> [Directions for this task]: Where a line holds the string "Performance", return that line.

= = = = = = =

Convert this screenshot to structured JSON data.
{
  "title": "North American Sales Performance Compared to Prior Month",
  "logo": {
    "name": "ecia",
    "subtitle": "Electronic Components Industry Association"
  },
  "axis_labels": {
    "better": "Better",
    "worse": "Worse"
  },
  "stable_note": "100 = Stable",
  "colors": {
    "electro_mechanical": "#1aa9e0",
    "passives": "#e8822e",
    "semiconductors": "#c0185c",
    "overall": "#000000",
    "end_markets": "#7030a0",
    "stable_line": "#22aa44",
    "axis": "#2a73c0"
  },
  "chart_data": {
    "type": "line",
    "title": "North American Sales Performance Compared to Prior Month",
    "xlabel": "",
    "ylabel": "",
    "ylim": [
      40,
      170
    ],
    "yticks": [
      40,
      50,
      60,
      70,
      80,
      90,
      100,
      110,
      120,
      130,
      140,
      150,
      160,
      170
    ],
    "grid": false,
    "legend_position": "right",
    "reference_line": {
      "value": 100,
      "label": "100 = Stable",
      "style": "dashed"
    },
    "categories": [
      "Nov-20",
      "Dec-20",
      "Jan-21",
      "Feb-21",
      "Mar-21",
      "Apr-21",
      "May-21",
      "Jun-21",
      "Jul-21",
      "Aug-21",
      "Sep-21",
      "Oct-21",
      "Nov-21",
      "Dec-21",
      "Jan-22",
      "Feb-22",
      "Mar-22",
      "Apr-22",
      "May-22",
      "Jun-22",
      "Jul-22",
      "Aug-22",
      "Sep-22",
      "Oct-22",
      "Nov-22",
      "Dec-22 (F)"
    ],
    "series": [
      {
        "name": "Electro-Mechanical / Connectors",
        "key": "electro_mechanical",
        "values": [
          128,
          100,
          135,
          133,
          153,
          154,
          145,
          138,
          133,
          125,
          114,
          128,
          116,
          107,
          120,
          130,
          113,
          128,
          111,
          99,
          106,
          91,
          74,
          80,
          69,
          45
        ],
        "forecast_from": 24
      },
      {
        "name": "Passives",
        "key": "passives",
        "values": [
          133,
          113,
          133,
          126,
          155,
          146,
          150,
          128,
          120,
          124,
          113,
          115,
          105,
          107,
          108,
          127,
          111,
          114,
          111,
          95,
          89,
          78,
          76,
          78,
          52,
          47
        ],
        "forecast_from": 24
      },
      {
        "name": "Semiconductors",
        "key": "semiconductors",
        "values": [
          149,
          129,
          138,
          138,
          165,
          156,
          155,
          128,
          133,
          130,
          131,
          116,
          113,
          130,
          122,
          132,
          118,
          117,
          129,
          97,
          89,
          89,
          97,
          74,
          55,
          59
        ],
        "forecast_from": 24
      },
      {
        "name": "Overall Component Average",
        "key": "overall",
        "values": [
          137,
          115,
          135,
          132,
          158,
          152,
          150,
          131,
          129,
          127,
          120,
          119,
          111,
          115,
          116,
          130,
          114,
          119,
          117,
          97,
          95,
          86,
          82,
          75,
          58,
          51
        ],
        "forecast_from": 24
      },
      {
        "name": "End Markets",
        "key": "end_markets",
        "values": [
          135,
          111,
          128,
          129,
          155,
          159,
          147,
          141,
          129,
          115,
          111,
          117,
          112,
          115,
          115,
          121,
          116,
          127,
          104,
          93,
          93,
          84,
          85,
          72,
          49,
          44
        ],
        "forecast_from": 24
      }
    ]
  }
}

= = = = = = =

> [Output of the task]:
  "title": "North American Sales Performance Compared to Prior Month",
    "title": "North American Sales Performance Compared to Prior Month",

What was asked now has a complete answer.